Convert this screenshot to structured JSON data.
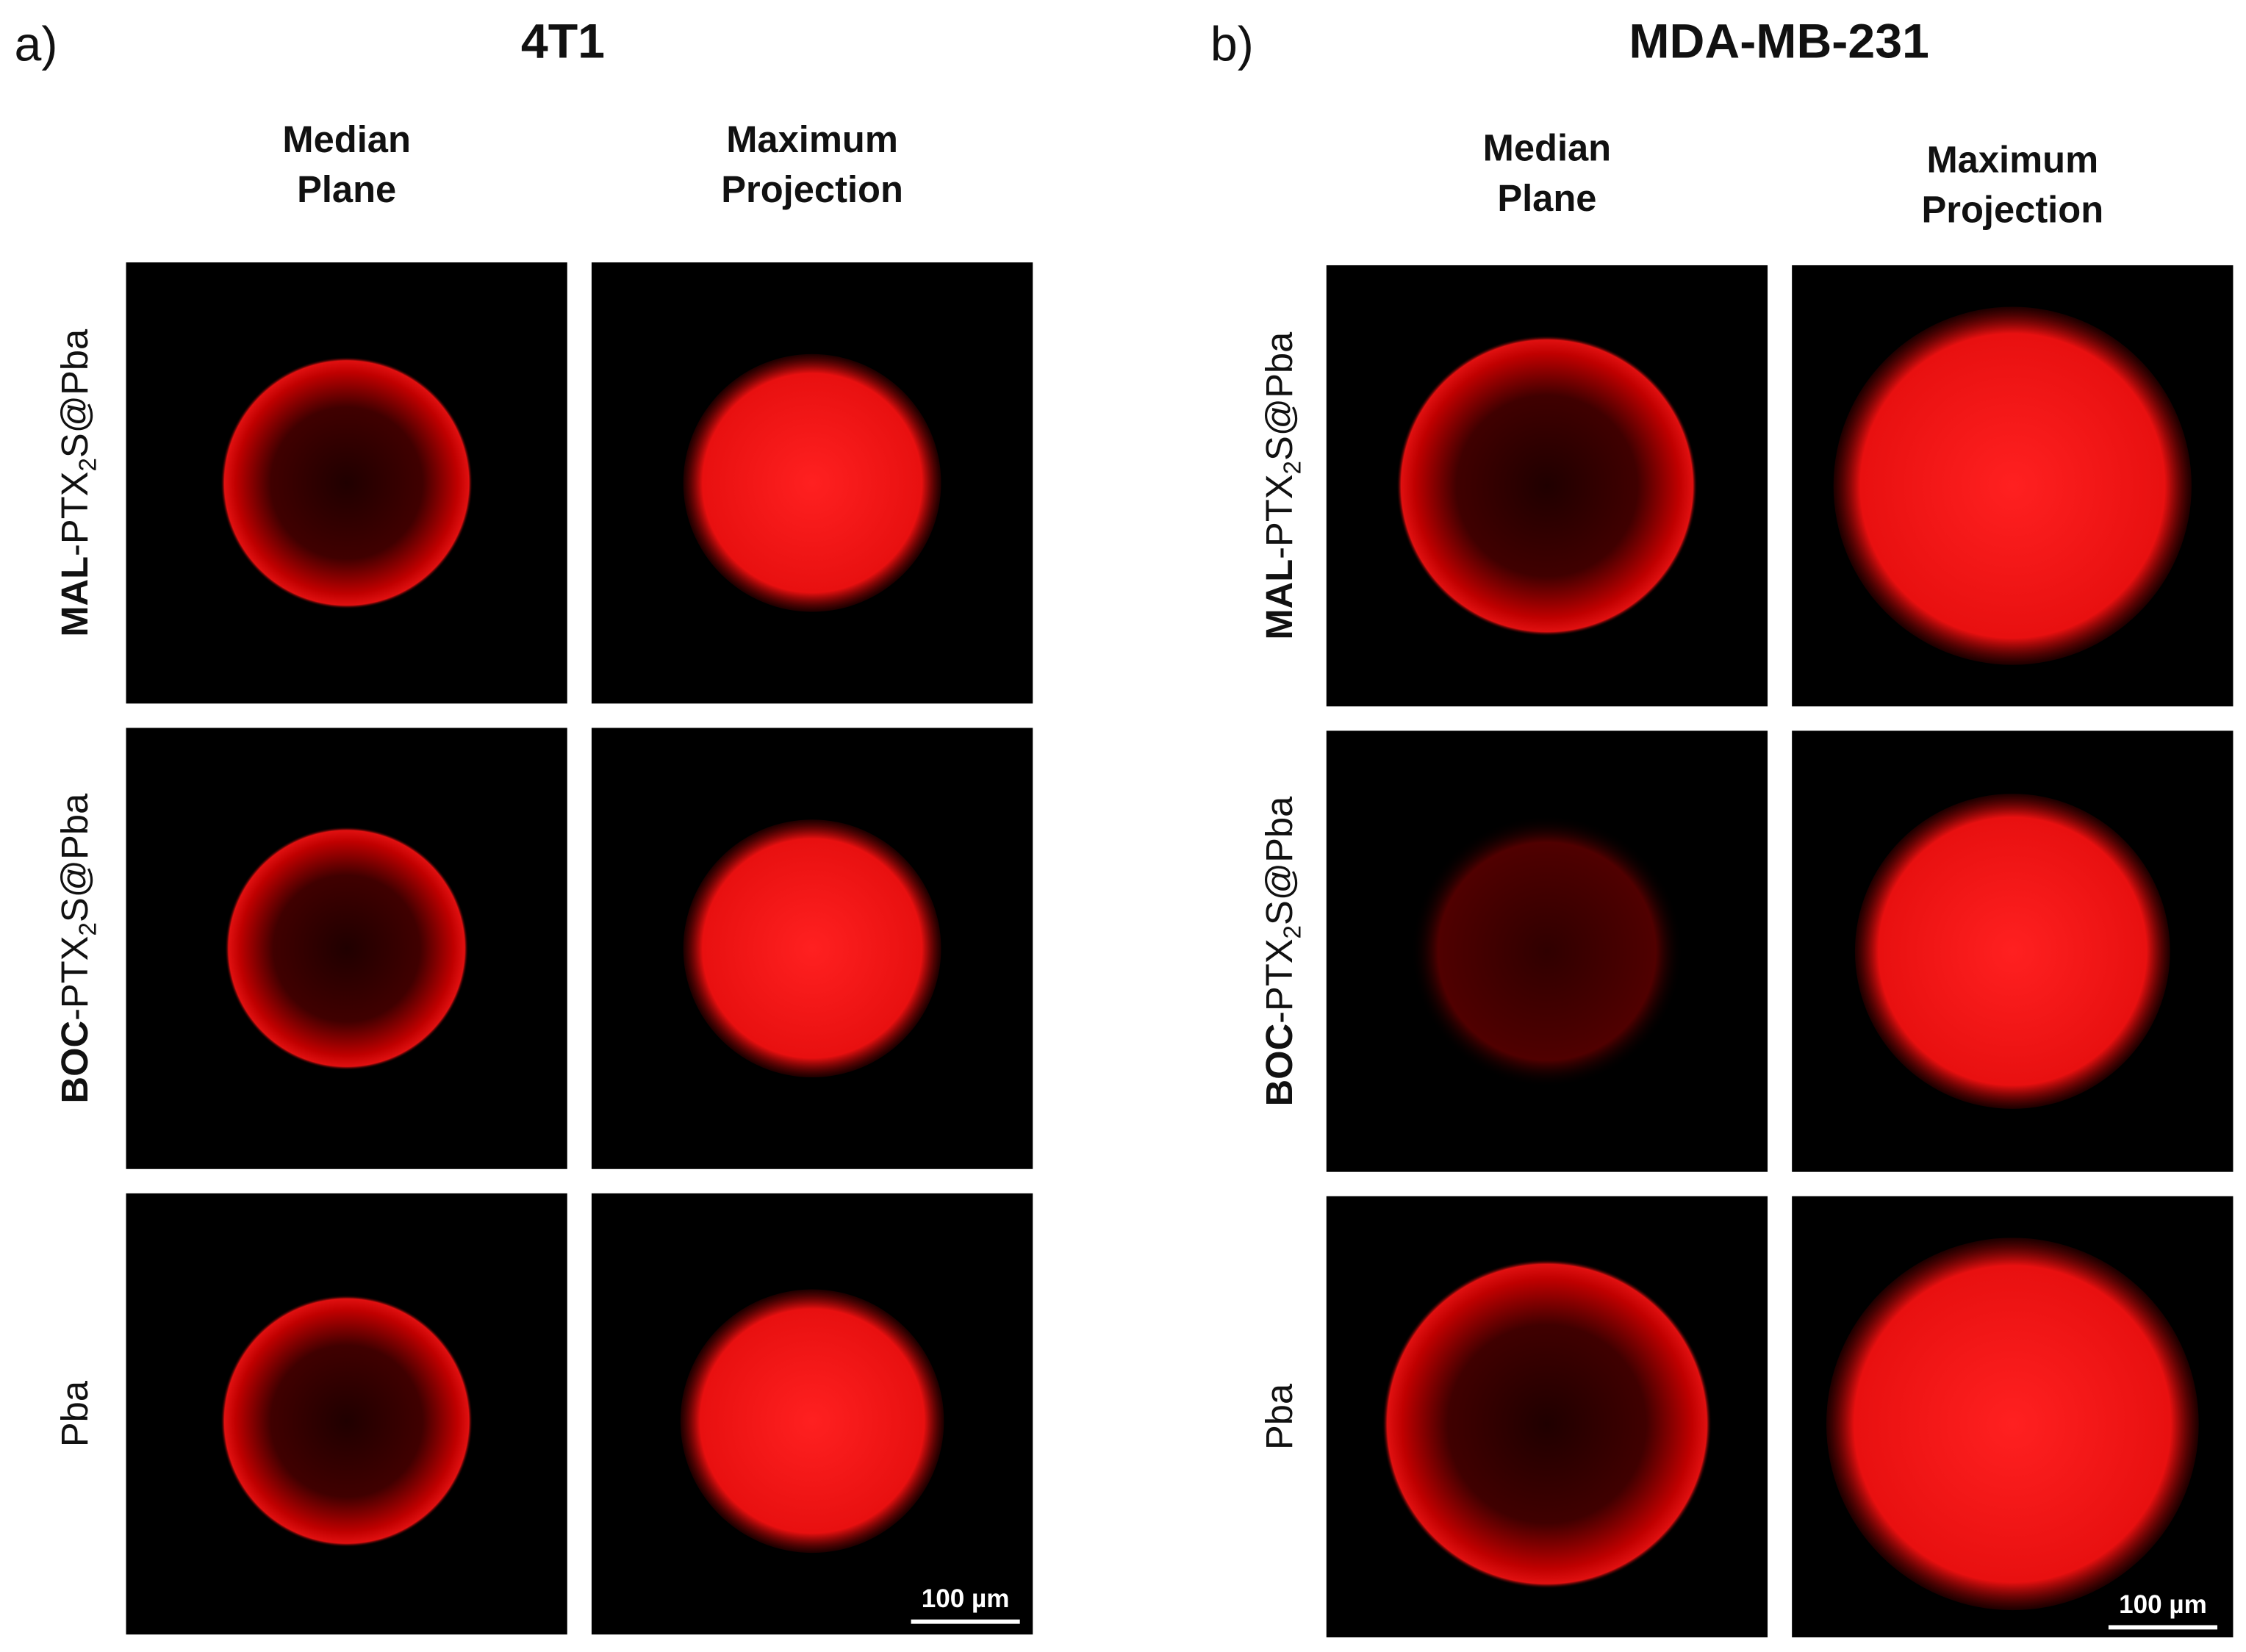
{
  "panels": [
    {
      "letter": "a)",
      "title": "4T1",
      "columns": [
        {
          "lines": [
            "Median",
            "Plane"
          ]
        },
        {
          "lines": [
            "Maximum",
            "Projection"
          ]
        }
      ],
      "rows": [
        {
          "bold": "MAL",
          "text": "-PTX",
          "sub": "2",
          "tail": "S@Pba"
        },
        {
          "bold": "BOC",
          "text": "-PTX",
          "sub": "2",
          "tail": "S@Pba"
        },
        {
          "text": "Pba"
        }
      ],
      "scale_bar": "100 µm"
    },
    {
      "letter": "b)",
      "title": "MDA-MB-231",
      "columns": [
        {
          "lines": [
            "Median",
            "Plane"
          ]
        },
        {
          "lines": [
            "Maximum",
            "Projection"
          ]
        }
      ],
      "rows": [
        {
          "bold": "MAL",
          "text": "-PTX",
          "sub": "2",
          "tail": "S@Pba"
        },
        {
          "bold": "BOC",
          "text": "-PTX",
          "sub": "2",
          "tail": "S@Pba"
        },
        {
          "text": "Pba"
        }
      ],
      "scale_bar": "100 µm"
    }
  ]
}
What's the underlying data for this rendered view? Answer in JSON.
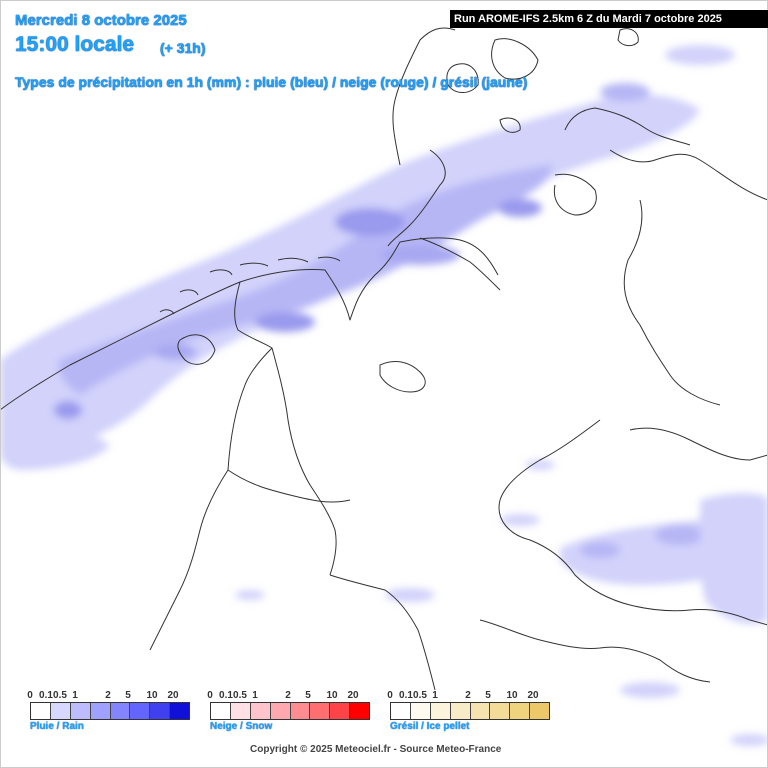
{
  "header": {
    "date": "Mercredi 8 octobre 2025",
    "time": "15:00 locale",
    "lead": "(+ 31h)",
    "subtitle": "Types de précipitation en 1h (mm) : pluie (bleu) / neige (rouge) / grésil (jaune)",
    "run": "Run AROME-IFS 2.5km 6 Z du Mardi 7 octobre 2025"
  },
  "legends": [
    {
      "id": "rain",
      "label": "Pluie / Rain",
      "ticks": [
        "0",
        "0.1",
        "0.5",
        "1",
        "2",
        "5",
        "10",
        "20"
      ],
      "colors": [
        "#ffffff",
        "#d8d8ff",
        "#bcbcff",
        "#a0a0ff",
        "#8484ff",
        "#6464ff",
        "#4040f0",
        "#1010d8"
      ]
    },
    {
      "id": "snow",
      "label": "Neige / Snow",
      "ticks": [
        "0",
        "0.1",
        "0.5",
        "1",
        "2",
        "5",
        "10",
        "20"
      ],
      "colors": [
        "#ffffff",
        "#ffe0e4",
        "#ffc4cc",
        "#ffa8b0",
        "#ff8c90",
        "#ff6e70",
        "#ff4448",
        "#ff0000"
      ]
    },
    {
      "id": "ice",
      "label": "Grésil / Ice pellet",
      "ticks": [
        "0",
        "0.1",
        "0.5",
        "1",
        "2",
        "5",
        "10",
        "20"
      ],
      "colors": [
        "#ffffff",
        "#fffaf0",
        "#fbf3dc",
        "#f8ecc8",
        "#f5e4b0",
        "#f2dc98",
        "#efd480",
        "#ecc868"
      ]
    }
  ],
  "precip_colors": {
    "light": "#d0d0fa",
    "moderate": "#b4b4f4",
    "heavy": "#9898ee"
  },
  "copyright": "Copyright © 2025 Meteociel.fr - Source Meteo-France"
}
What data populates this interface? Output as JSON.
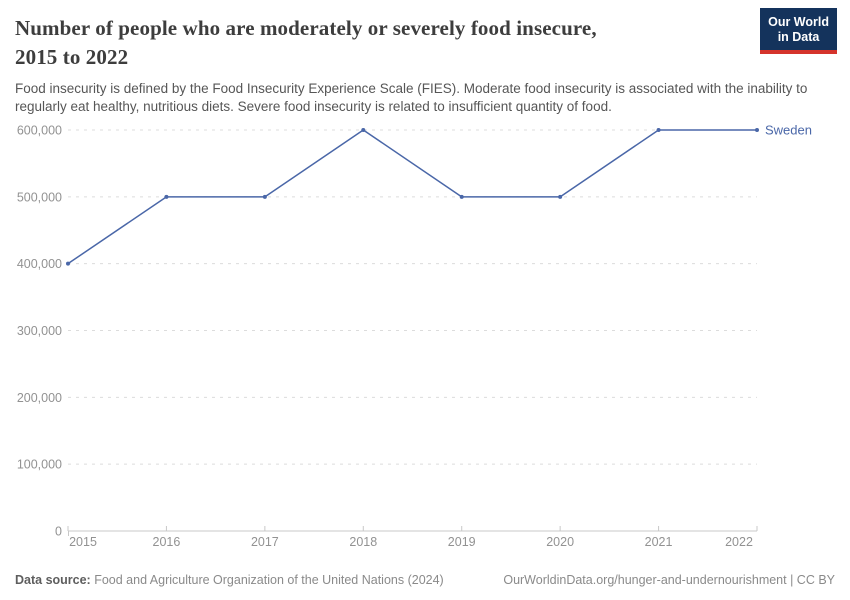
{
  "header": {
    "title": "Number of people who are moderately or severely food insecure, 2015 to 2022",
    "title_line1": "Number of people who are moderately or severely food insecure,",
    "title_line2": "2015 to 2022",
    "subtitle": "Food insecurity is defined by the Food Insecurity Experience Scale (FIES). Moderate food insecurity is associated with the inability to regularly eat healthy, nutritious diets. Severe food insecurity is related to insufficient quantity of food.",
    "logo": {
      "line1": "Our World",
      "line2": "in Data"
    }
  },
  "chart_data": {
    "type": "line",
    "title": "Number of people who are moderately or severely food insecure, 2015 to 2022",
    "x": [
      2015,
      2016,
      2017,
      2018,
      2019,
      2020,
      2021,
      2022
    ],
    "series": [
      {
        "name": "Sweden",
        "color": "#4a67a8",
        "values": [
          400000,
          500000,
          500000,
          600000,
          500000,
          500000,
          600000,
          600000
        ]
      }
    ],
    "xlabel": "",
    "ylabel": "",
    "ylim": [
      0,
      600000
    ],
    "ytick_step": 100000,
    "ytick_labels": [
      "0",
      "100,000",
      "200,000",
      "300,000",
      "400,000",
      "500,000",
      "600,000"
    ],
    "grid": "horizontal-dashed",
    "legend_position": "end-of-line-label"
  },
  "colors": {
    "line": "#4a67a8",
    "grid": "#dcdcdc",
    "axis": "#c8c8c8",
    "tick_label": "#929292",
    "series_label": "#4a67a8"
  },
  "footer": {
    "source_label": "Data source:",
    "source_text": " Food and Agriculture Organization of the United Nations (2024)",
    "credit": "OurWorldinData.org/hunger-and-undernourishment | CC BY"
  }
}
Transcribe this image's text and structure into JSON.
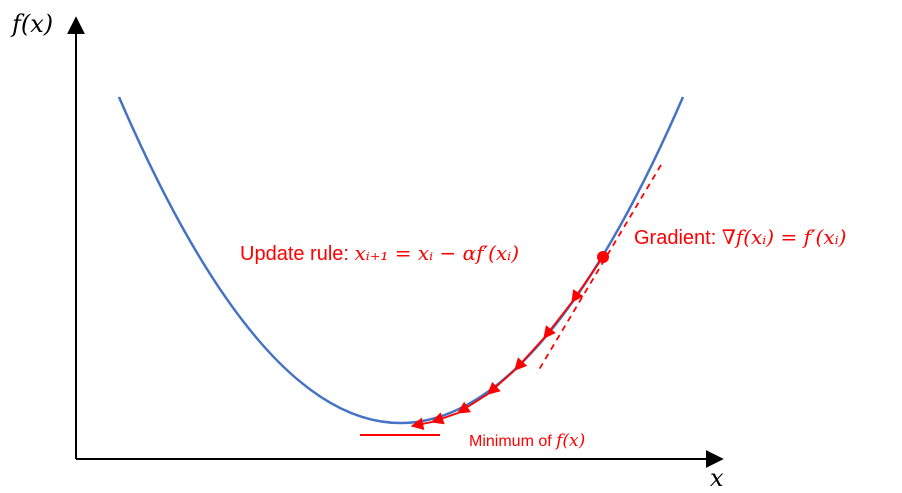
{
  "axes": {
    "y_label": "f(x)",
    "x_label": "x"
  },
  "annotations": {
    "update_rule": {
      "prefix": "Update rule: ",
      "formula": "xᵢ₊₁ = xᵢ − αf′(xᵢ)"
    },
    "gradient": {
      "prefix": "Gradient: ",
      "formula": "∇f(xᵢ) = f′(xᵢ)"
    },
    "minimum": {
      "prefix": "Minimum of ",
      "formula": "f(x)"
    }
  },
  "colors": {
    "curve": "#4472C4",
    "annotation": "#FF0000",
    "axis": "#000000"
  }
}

★ ★ ★

### The task
Gather up the lines containing the word "formula" from these records and copy them.

### Exercise result
      "formula": "xᵢ₊₁ = xᵢ − αf′(xᵢ)"
      "formula": "∇f(xᵢ) = f′(xᵢ)"
      "formula": "f(x)"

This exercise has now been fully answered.